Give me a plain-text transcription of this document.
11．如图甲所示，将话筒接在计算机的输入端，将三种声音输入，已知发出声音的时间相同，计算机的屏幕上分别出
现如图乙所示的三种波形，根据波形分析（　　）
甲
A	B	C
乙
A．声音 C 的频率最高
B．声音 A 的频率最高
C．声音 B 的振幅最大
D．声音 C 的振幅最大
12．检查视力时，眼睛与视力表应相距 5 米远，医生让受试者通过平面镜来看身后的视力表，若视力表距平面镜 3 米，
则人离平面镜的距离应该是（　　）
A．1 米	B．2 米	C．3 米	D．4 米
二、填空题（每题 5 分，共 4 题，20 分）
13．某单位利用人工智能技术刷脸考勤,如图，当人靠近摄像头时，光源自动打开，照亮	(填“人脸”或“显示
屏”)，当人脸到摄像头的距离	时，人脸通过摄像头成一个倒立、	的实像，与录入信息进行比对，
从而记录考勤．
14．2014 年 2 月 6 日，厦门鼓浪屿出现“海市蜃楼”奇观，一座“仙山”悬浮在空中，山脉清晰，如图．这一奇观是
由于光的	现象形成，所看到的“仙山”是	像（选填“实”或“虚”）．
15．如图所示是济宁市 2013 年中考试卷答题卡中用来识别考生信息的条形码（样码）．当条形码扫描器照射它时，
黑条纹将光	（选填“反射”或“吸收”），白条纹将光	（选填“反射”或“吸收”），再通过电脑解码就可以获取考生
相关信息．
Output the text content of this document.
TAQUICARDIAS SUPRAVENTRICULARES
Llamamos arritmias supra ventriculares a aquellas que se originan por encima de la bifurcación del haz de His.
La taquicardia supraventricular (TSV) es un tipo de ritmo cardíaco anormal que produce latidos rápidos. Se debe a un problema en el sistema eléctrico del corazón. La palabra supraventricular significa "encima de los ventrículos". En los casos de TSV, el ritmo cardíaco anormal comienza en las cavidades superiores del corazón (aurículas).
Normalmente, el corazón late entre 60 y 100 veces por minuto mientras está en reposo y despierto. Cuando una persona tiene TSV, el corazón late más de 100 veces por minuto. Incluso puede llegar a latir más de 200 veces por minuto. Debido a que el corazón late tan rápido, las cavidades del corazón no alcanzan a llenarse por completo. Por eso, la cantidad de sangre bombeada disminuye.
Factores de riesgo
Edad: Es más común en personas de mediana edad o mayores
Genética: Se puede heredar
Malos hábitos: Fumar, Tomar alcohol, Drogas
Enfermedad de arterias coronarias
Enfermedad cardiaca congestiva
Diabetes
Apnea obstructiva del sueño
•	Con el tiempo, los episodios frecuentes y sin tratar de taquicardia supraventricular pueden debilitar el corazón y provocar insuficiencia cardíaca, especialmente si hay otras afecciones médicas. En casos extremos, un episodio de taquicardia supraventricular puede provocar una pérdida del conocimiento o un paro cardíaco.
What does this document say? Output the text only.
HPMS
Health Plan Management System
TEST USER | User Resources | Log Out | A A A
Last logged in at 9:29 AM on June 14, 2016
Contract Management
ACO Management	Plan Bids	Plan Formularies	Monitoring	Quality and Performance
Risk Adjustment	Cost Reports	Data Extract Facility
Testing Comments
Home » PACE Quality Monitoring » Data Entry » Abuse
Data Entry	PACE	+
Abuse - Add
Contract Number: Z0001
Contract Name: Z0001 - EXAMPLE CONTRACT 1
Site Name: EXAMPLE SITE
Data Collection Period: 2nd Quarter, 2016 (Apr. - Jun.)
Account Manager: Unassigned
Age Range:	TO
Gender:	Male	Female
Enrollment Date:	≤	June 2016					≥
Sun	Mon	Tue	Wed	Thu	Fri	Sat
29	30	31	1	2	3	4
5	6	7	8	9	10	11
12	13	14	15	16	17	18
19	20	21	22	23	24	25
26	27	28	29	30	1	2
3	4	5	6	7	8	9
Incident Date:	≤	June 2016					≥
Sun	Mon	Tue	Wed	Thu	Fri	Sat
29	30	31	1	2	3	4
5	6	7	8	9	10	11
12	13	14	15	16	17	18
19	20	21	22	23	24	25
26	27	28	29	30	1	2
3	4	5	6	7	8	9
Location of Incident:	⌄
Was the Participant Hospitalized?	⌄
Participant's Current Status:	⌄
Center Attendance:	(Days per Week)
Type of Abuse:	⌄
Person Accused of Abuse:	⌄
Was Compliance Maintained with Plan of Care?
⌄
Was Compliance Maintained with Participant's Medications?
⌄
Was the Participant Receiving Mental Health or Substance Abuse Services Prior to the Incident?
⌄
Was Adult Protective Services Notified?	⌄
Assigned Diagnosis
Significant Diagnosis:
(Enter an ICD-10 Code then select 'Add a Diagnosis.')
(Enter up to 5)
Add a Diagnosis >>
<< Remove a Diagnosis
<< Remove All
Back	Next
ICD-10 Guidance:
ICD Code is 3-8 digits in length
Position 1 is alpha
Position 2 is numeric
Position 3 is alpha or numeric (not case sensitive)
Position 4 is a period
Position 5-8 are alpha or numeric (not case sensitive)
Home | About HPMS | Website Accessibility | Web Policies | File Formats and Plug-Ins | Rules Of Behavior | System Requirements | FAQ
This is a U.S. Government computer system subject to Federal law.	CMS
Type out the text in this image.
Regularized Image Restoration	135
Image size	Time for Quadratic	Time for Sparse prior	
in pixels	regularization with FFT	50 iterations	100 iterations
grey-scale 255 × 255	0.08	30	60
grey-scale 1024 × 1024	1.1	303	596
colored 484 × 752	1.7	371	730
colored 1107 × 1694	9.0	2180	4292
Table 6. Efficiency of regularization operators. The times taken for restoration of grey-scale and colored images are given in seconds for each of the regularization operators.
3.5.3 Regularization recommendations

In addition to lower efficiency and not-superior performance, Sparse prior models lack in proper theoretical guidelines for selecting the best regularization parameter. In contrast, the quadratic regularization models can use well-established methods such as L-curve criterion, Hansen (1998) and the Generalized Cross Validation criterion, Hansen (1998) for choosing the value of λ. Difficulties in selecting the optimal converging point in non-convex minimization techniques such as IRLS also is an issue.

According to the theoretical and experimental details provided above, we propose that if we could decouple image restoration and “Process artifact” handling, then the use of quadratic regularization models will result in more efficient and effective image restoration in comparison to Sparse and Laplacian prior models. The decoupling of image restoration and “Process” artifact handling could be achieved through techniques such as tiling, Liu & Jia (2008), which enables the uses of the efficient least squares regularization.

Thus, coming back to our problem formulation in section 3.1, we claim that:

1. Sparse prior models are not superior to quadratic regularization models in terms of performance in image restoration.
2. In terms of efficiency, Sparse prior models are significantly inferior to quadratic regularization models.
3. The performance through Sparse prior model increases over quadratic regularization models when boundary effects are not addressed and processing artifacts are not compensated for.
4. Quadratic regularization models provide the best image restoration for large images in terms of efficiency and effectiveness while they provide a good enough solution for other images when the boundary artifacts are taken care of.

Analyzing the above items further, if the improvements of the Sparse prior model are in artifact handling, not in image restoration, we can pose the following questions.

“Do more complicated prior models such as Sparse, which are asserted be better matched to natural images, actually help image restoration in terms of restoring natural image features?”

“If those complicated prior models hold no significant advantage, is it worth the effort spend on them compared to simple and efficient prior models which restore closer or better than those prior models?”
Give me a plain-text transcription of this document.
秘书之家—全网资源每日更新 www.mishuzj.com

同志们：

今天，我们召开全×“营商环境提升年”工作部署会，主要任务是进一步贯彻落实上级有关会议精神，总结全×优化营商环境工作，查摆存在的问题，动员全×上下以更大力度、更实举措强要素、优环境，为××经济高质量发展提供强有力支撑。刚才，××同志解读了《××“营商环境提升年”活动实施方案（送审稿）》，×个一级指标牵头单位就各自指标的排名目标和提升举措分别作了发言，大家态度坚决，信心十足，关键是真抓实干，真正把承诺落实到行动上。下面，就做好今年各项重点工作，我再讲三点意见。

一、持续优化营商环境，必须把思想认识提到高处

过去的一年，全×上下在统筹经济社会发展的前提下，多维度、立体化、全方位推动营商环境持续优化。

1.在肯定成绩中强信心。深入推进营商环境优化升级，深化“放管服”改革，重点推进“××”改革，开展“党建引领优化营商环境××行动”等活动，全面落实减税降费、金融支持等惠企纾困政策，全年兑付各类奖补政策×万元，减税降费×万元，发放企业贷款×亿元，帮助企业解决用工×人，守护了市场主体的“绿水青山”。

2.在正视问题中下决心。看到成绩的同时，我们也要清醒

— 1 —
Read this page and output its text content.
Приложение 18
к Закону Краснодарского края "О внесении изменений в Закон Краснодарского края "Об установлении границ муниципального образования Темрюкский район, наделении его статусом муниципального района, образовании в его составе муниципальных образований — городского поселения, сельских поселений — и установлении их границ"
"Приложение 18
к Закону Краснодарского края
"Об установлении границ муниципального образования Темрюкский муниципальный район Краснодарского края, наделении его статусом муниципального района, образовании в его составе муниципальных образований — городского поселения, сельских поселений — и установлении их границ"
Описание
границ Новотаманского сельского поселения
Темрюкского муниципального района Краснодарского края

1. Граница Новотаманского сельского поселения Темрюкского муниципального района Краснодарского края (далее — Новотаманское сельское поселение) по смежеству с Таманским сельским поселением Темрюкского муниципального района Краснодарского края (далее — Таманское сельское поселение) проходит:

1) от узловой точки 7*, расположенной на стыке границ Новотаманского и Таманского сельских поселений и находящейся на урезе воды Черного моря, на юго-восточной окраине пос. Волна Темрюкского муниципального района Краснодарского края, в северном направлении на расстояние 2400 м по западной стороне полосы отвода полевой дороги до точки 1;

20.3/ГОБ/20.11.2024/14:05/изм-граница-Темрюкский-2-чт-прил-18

EXERCISE OBJECTIVE: Locate and copy each line in the data above that includes the word "Quality".

RESPONSE:
ACO Management	Plan Bids	Plan Formularies	Monitoring	Quality and Performance
Home » PACE Quality Monitoring » Data Entry » Abuse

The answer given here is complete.